The exercise ▸
Pull every "tartibga" line out of the data below.

Stored rows ▸
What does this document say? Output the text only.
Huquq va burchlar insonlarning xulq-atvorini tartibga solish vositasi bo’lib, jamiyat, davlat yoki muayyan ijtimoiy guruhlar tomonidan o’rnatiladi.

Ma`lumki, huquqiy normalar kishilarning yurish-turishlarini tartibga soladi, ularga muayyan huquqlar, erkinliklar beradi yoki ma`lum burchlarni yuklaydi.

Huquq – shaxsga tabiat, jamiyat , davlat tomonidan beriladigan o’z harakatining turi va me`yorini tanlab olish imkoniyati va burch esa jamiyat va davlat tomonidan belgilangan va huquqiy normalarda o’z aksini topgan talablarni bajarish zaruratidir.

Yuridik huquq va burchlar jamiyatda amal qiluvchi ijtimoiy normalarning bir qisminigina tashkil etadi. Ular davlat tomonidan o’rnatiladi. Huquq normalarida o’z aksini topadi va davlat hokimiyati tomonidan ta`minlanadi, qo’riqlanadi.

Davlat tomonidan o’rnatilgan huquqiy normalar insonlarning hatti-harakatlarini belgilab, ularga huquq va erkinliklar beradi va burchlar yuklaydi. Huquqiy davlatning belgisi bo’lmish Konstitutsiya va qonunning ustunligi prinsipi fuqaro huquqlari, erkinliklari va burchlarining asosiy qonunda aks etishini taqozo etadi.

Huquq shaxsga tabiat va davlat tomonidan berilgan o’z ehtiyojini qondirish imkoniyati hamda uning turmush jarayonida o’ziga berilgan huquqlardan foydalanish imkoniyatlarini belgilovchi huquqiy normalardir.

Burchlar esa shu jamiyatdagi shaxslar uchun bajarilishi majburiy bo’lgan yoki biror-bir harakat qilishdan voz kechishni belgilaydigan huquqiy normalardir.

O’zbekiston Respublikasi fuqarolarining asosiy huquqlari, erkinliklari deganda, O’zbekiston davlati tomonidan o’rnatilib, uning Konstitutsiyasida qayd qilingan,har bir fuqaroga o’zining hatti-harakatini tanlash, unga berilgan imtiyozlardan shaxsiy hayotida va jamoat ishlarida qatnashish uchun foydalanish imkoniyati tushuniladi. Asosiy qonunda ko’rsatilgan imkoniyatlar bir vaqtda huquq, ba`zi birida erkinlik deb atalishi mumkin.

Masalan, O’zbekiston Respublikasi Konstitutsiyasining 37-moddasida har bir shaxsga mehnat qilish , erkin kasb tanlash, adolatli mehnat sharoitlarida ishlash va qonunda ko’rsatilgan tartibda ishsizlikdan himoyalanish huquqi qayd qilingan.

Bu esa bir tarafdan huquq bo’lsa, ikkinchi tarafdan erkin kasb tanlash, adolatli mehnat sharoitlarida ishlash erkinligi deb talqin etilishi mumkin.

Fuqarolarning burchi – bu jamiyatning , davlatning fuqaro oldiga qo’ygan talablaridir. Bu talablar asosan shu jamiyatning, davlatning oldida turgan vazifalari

Worked answer ▸
Huquq va burchlar insonlarning xulq-atvorini tartibga solish vositasi bo’lib, jamiyat, davlat yoki muayyan ijtimoiy guruhlar tomonidan o’rnatiladi.
Ma`lumki, huquqiy normalar kishilarning yurish-turishlarini tartibga soladi, ularga muayyan huquqlar, erkinliklar beradi yoki ma`lum burchlarni yuklaydi.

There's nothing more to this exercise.